Data section:
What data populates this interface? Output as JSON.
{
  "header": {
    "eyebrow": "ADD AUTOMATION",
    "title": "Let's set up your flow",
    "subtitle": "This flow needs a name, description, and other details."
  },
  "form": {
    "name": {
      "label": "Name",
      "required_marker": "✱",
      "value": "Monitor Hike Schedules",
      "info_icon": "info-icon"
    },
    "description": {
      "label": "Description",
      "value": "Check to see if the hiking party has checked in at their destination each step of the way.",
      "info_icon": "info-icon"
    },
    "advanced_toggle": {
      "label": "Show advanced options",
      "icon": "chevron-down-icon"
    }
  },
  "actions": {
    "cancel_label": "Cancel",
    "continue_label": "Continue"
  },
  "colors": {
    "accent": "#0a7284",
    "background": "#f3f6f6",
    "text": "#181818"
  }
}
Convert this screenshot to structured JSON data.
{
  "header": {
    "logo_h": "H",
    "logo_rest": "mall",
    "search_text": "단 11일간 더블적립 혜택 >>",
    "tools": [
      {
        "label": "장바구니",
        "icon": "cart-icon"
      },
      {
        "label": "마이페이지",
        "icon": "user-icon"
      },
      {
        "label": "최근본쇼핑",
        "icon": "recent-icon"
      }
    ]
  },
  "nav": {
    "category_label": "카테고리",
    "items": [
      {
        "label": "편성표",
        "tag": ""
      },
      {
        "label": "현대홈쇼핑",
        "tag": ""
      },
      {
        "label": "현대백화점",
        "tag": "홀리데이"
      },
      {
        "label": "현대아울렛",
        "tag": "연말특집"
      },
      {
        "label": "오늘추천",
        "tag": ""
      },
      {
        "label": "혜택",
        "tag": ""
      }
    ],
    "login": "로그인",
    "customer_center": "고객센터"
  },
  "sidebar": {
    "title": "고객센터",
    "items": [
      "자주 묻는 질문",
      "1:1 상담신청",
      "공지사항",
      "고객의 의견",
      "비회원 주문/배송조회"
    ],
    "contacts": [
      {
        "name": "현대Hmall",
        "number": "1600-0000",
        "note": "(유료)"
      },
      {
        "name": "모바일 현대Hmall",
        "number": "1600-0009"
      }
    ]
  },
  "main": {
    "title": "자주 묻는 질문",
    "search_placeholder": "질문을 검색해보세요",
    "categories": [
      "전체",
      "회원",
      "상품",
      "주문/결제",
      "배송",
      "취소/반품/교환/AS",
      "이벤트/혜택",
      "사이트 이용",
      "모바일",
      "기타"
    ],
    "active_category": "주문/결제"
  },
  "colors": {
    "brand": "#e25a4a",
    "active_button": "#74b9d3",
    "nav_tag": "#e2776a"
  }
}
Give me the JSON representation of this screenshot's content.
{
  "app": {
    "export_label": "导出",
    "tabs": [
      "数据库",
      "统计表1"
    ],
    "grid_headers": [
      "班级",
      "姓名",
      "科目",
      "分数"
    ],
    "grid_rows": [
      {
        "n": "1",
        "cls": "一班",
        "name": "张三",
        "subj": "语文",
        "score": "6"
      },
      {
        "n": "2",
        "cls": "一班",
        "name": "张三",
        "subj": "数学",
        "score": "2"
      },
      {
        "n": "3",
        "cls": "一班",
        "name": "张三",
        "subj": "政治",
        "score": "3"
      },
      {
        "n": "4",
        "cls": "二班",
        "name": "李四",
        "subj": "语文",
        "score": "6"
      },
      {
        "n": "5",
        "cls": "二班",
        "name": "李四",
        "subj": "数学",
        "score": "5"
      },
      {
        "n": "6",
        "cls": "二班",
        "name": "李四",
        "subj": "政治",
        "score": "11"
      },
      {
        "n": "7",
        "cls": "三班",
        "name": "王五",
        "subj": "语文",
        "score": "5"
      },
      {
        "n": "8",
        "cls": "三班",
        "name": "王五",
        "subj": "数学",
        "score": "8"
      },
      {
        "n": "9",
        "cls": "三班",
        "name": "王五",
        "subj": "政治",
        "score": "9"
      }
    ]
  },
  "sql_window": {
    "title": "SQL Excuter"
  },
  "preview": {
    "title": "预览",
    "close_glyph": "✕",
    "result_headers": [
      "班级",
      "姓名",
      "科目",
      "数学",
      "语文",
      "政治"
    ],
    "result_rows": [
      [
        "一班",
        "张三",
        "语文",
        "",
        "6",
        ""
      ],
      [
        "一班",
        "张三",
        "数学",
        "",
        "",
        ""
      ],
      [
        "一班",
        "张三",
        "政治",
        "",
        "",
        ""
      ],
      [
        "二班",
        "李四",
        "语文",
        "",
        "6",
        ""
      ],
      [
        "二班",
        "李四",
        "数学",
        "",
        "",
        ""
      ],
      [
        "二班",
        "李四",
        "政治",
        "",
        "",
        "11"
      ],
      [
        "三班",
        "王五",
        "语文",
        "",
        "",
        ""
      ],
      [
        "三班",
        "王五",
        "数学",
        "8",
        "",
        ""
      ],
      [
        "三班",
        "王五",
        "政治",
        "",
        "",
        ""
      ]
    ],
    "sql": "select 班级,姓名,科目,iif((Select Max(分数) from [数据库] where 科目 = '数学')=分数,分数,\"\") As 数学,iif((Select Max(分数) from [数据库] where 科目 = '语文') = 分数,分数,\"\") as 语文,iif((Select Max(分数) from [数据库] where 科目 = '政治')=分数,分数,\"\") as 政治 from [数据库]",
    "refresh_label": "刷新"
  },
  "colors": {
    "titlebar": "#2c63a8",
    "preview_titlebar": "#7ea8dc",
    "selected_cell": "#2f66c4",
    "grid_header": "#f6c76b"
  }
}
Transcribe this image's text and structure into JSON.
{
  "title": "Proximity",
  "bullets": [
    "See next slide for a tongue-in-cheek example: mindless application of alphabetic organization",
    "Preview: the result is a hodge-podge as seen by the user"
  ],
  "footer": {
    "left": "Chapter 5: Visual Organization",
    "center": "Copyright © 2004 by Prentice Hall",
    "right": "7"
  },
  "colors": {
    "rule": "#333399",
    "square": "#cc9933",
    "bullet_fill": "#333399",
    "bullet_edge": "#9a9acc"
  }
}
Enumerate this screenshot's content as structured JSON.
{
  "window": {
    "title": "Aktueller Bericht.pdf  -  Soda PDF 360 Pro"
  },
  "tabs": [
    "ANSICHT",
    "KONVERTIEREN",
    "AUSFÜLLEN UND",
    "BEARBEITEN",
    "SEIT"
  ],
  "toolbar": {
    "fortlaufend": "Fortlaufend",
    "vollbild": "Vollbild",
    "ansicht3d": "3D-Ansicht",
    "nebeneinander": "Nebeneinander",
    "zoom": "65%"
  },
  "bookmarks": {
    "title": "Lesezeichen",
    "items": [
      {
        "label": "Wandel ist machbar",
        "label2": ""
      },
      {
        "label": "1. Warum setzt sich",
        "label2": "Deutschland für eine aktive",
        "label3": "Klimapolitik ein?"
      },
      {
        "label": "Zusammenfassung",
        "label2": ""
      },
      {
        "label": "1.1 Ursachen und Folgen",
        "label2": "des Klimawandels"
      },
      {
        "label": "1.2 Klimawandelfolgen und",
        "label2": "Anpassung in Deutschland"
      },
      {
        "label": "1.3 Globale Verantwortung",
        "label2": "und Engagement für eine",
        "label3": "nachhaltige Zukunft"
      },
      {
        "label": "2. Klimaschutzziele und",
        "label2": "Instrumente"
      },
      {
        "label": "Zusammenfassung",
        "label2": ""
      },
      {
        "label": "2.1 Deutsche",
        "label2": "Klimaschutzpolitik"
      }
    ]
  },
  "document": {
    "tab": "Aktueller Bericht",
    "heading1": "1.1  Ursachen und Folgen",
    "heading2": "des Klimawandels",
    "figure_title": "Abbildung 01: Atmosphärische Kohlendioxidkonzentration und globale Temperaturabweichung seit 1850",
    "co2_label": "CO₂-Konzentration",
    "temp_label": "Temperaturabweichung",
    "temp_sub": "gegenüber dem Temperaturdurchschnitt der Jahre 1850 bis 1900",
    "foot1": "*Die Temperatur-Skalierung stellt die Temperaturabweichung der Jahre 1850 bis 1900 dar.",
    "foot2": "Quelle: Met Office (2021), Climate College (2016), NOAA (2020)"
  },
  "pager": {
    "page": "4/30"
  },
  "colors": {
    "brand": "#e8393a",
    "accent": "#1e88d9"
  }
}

Work to complete: Reproduce nothing but the lines from the line containing "Enumerate this screenshot's" to the last line of the data, each exactly as written.

Result for this task:
Enumerate this screenshot's content as structured JSON.
{
  "window": {
    "title": "Aktueller Bericht.pdf  -  Soda PDF 360 Pro"
  },
  "tabs": [
    "ANSICHT",
    "KONVERTIEREN",
    "AUSFÜLLEN UND",
    "BEARBEITEN",
    "SEIT"
  ],
  "toolbar": {
    "fortlaufend": "Fortlaufend",
    "vollbild": "Vollbild",
    "ansicht3d": "3D-Ansicht",
    "nebeneinander": "Nebeneinander",
    "zoom": "65%"
  },
  "bookmarks": {
    "title": "Lesezeichen",
    "items": [
      {
        "label": "Wandel ist machbar",
        "label2": ""
      },
      {
        "label": "1. Warum setzt sich",
        "label2": "Deutschland für eine aktive",
        "label3": "Klimapolitik ein?"
      },
      {
        "label": "Zusammenfassung",
        "label2": ""
      },
      {
        "label": "1.1 Ursachen und Folgen",
        "label2": "des Klimawandels"
      },
      {
        "label": "1.2 Klimawandelfolgen und",
        "label2": "Anpassung in Deutschland"
      },
      {
        "label": "1.3 Globale Verantwortung",
        "label2": "und Engagement für eine",
        "label3": "nachhaltige Zukunft"
      },
      {
        "label": "2. Klimaschutzziele und",
        "label2": "Instrumente"
      },
      {
        "label": "Zusammenfassung",
        "label2": ""
      },
      {
        "label": "2.1 Deutsche",
        "label2": "Klimaschutzpolitik"
      }
    ]
  },
  "document": {
    "tab": "Aktueller Bericht",
    "heading1": "1.1  Ursachen und Folgen",
    "heading2": "des Klimawandels",
    "figure_title": "Abbildung 01: Atmosphärische Kohlendioxidkonzentration und globale Temperaturabweichung seit 1850",
    "co2_label": "CO₂-Konzentration",
    "temp_label": "Temperaturabweichung",
    "temp_sub": "gegenüber dem Temperaturdurchschnitt der Jahre 1850 bis 1900",
    "foot1": "*Die Temperatur-Skalierung stellt die Temperaturabweichung der Jahre 1850 bis 1900 dar.",
    "foot2": "Quelle: Met Office (2021), Climate College (2016), NOAA (2020)"
  },
  "pager": {
    "page": "4/30"
  },
  "colors": {
    "brand": "#e8393a",
    "accent": "#1e88d9"
  }
}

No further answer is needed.